(Rows from a figure dataset)

---+---

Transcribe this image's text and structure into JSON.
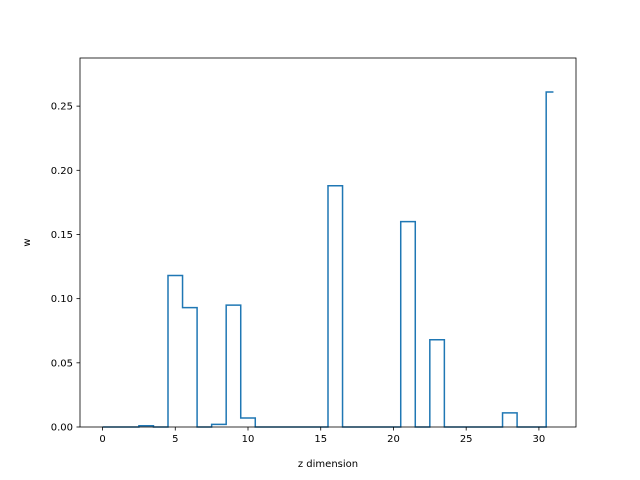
{
  "chart_data": {
    "type": "line",
    "drawstyle": "steps-mid",
    "xlabel": "z dimension",
    "ylabel": "w",
    "xlim": [
      -1.55,
      32.55
    ],
    "ylim": [
      0,
      0.2875
    ],
    "xticks": [
      0,
      5,
      10,
      15,
      20,
      25,
      30
    ],
    "xtick_labels": [
      "0",
      "5",
      "10",
      "15",
      "20",
      "25",
      "30"
    ],
    "yticks": [
      0,
      0.05,
      0.1,
      0.15,
      0.2,
      0.25
    ],
    "ytick_labels": [
      "0.00",
      "0.05",
      "0.10",
      "0.15",
      "0.20",
      "0.25"
    ],
    "grid": false,
    "line_color": "#1f77b4",
    "series": [
      {
        "x": [
          0,
          1,
          2,
          3,
          4,
          5,
          6,
          7,
          8,
          9,
          10,
          11,
          12,
          13,
          14,
          15,
          16,
          17,
          18,
          19,
          20,
          21,
          22,
          23,
          24,
          25,
          26,
          27,
          28,
          29,
          30,
          31
        ],
        "values": [
          0,
          0,
          0,
          0.001,
          0,
          0.118,
          0.093,
          0,
          0.002,
          0.095,
          0.007,
          0,
          0,
          0,
          0,
          0,
          0.188,
          0,
          0,
          0,
          0,
          0.16,
          0,
          0.068,
          0,
          0,
          0,
          0,
          0.011,
          0,
          0,
          0.261
        ]
      }
    ]
  }
}
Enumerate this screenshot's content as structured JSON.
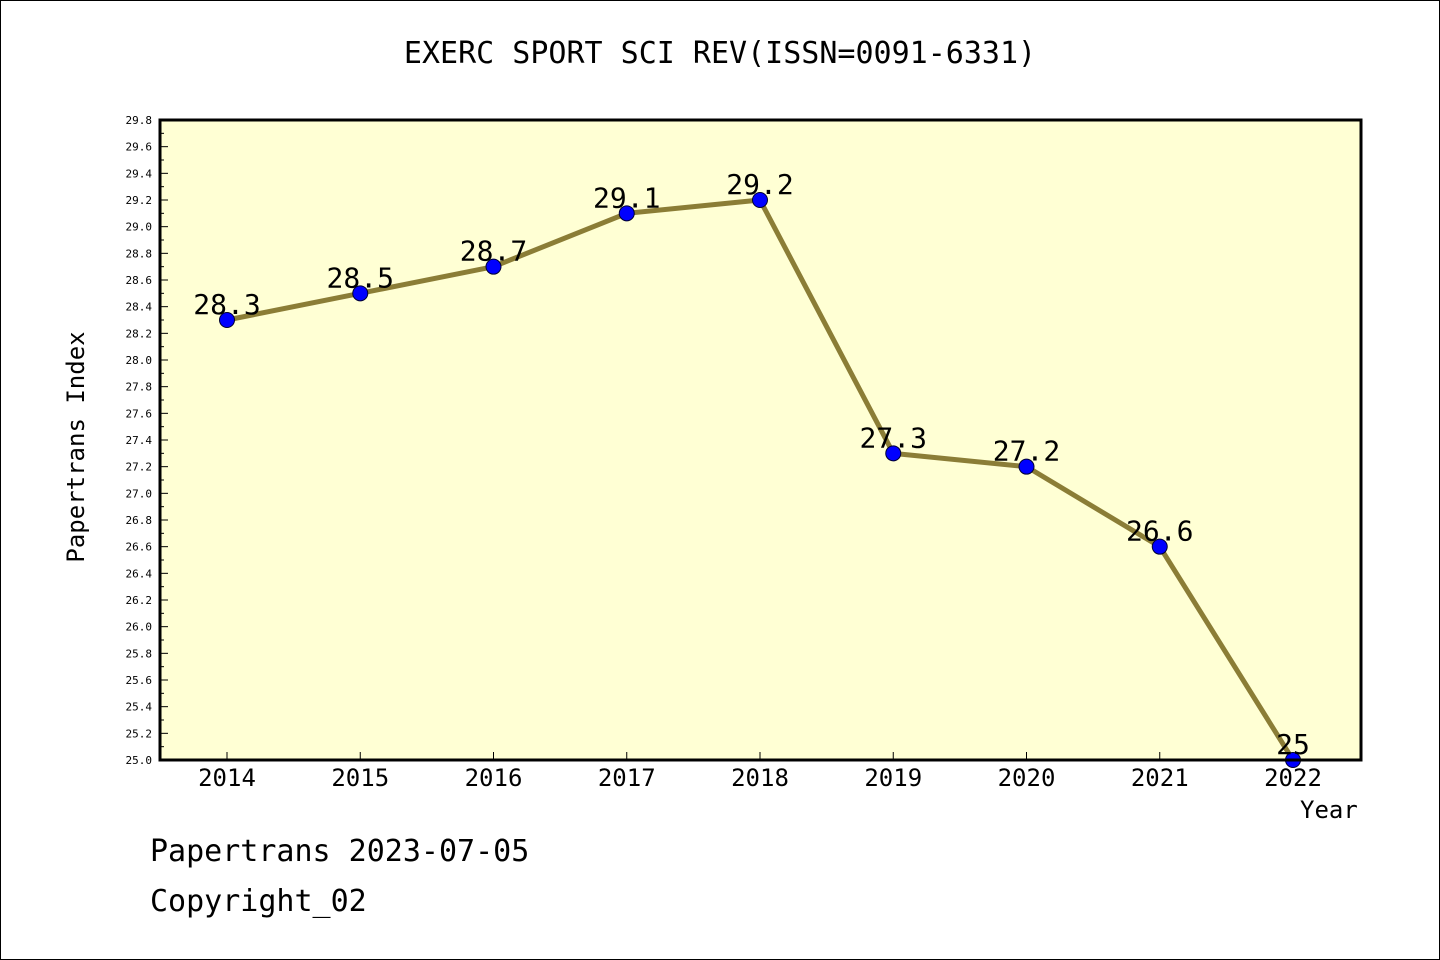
{
  "chart_data": {
    "type": "line",
    "title": "EXERC SPORT SCI REV(ISSN=0091-6331)",
    "xlabel": "Year",
    "ylabel": "Papertrans Index",
    "categories": [
      "2014",
      "2015",
      "2016",
      "2017",
      "2018",
      "2019",
      "2020",
      "2021",
      "2022"
    ],
    "series": [
      {
        "values": [
          28.3,
          28.5,
          28.7,
          29.1,
          29.2,
          27.3,
          27.2,
          26.6,
          25
        ],
        "data_labels": [
          "28.3",
          "28.5",
          "28.7",
          "29.1",
          "29.2",
          "27.3",
          "27.2",
          "26.6",
          "25"
        ],
        "line_color": "#8b7d36",
        "marker_color": "#0000ff"
      }
    ],
    "ylim": [
      25.0,
      29.8
    ],
    "yticks": [
      "25.0",
      "25.2",
      "25.4",
      "25.6",
      "25.8",
      "26.0",
      "26.2",
      "26.4",
      "26.6",
      "26.8",
      "27.0",
      "27.2",
      "27.4",
      "27.6",
      "27.8",
      "28.0",
      "28.2",
      "28.4",
      "28.6",
      "28.8",
      "29.0",
      "29.2",
      "29.4",
      "29.6",
      "29.8"
    ],
    "plot_background": "#ffffd4",
    "grid": false,
    "legend": "none"
  },
  "footer": {
    "line1": "Papertrans 2023-07-05",
    "line2": "Copyright_02"
  }
}
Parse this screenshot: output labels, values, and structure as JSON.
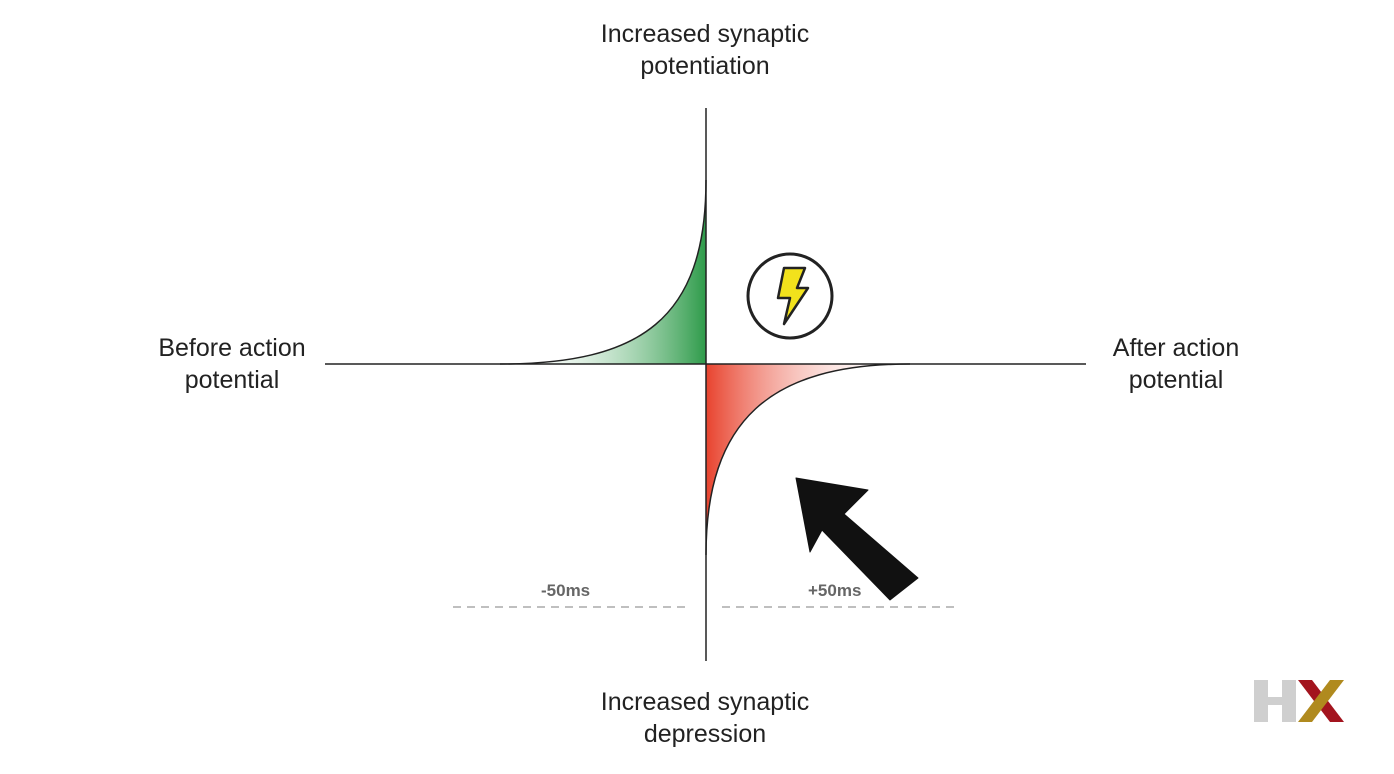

---+---

▶ _Written request_:
Locate the word "Papertrans" in the entries, and copy every line where it is found.

▶ _Solved problem_:
    "ylabel": "Papertrans Index",
    "line1": "Papertrans 2023-07-05",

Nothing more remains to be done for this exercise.